[start Extracted text]

It is rare for an old film to seem like a recently made work set in a past era, but such is the case with Queen of Temple Street.

The dated hairstyles and gigantic cellphones mark it as 1990, but the milieu and relationships are so sharply etched that there is a timeless quality to what is possibly Hong Kong's saltiest mother-daughter tale.

The pungency comes from the prostitutes who ply their trade in the small brothels lining the titular avenue. This is the world presided over by Hua (Sylvia Chang Ai-chia), the empress of a small domain just one flight up.

The crux of Chan Man-keung's award-winning script is the contentious bond between Hua and estranged daughter Yan (Rain Lau Yuk-tsui), a teen drop-out defiantly following in her mum's footsteps. The narrative's psychological depth is enhanced by subtle directorial touches like the utilisation of the columns outside the nearby Yau Ma Tei Police Station as a framing device to isolate Hua from her antagonistic offspring.

In the skilled hands of director Lawrence Lau Kwok-cheung (aka Lawrence Ah Mon), ingredients suggestive of a sentimental exploitation flick have instead been transformed into a perceptive exploration of the meaning of family.

Hua's children and her "girls" both constitute families of sorts, the latter not merely financial instruments but friends whose personal affairs often require more attention than the madam gives her own flesh and blood.

[end Extracted text]
[start Source material]

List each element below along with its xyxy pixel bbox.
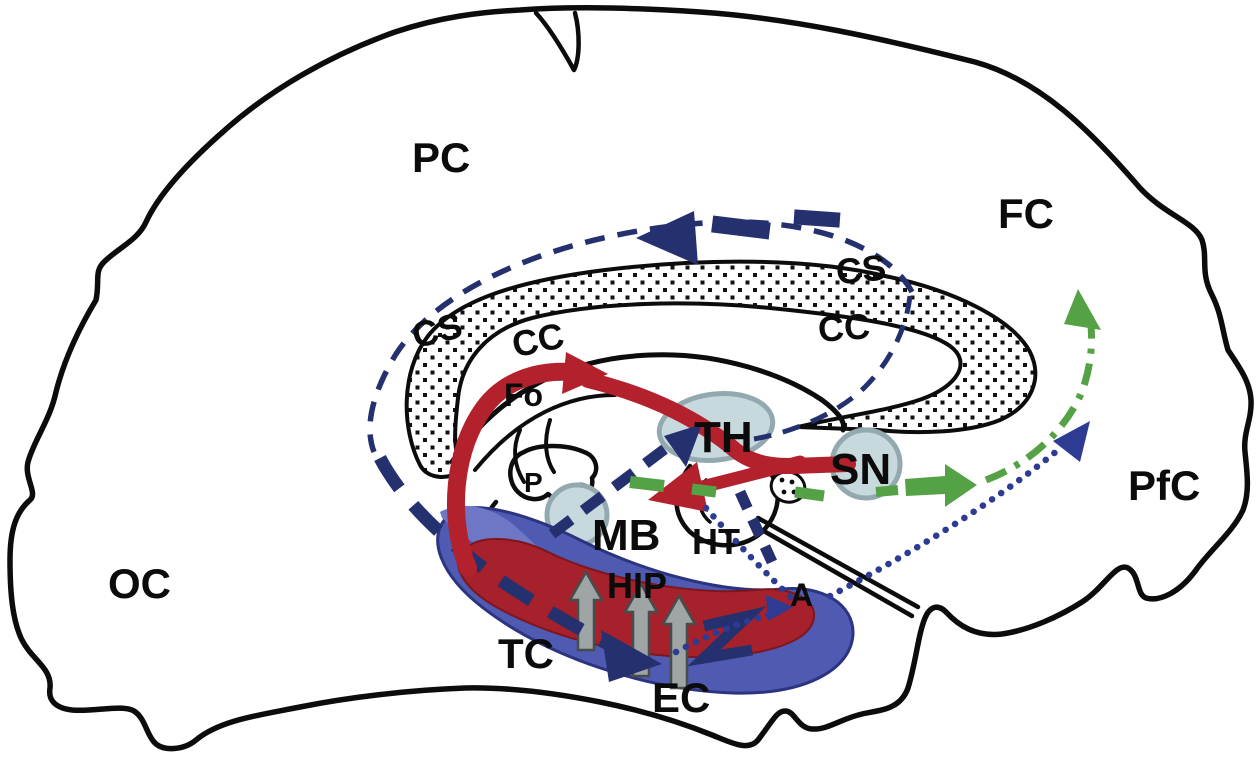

[end Source material]

Please summarize the review of Queen of Temple Street in two sentences. The lines above come from a different source than the review.

Full answer -> Queen of Temple Street, a 1990 Hong Kong film, centers on the contentious bond between Hua, who presides over a small brothel domain on Temple Street, and her estranged daughter Yan, a teen drop-out defiantly following in her mother's footsteps. Through director Lawrence Lau Kwok-cheung's subtle touches, ingredients suggestive of a sentimental exploitation flick become a perceptive exploration of the meaning of family, with both Hua's children and her "girls" forming families of sorts.